:: DO THIS ::
Copy out every line exactly as given.

:: DATA SUPPLIED ::
★ ★ ★ ★

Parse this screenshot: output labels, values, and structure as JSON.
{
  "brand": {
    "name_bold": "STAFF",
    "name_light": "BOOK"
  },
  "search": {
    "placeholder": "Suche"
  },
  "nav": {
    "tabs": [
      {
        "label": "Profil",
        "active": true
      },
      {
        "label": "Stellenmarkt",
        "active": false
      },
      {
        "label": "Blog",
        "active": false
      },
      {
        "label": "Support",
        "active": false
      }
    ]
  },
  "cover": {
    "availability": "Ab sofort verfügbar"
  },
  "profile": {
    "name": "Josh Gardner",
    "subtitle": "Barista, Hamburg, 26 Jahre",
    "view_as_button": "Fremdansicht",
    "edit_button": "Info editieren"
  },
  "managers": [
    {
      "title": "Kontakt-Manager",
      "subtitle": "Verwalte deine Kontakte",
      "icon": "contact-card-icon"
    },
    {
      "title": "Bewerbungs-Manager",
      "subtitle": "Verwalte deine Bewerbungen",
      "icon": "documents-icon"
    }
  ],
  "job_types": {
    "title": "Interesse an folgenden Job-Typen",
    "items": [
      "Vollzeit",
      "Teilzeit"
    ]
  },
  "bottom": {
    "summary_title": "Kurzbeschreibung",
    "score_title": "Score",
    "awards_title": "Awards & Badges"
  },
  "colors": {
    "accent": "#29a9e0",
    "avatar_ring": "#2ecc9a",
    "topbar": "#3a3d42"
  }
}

★ ★ ★ ★

:: RESPONSE FOR THIS EXERCISE ::
Parse this screenshot: output labels, values, and structure as JSON.
{
  "brand": {
    "name_bold": "STAFF",
    "name_light": "BOOK"
  },
  "search": {
    "placeholder": "Suche"
  },
  "nav": {
    "tabs": [
      {
        "label": "Profil",
        "active": true
      },
      {
        "label": "Stellenmarkt",
        "active": false
      },
      {
        "label": "Blog",
        "active": false
      },
      {
        "label": "Support",
        "active": false
      }
    ]
  },
  "cover": {
    "availability": "Ab sofort verfügbar"
  },
  "profile": {
    "name": "Josh Gardner",
    "subtitle": "Barista, Hamburg, 26 Jahre",
    "view_as_button": "Fremdansicht",
    "edit_button": "Info editieren"
  },
  "managers": [
    {
      "title": "Kontakt-Manager",
      "subtitle": "Verwalte deine Kontakte",
      "icon": "contact-card-icon"
    },
    {
      "title": "Bewerbungs-Manager",
      "subtitle": "Verwalte deine Bewerbungen",
      "icon": "documents-icon"
    }
  ],
  "job_types": {
    "title": "Interesse an folgenden Job-Typen",
    "items": [
      "Vollzeit",
      "Teilzeit"
    ]
  },
  "bottom": {
    "summary_title": "Kurzbeschreibung",
    "score_title": "Score",
    "awards_title": "Awards & Badges"
  },
  "colors": {
    "accent": "#29a9e0",
    "avatar_ring": "#2ecc9a",
    "topbar": "#3a3d42"
  }
}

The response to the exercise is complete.